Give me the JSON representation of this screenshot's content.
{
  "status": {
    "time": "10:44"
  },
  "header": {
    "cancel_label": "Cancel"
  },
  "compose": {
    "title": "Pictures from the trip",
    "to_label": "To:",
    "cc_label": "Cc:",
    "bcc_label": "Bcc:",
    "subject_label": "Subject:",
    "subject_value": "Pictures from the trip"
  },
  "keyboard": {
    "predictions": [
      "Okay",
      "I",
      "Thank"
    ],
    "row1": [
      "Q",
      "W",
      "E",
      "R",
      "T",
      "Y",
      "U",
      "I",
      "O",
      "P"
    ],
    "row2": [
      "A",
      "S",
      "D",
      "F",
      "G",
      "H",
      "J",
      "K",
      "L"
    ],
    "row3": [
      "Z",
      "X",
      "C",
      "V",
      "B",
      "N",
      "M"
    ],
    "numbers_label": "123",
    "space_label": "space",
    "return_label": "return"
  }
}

• [WORK TO DO]:
Repeat back the data above, exact to the last character.

• [EXERCISE OUTPUT]:
Give me the JSON representation of this screenshot's content.
{
  "status": {
    "time": "10:44"
  },
  "header": {
    "cancel_label": "Cancel"
  },
  "compose": {
    "title": "Pictures from the trip",
    "to_label": "To:",
    "cc_label": "Cc:",
    "bcc_label": "Bcc:",
    "subject_label": "Subject:",
    "subject_value": "Pictures from the trip"
  },
  "keyboard": {
    "predictions": [
      "Okay",
      "I",
      "Thank"
    ],
    "row1": [
      "Q",
      "W",
      "E",
      "R",
      "T",
      "Y",
      "U",
      "I",
      "O",
      "P"
    ],
    "row2": [
      "A",
      "S",
      "D",
      "F",
      "G",
      "H",
      "J",
      "K",
      "L"
    ],
    "row3": [
      "Z",
      "X",
      "C",
      "V",
      "B",
      "N",
      "M"
    ],
    "numbers_label": "123",
    "space_label": "space",
    "return_label": "return"
  }
}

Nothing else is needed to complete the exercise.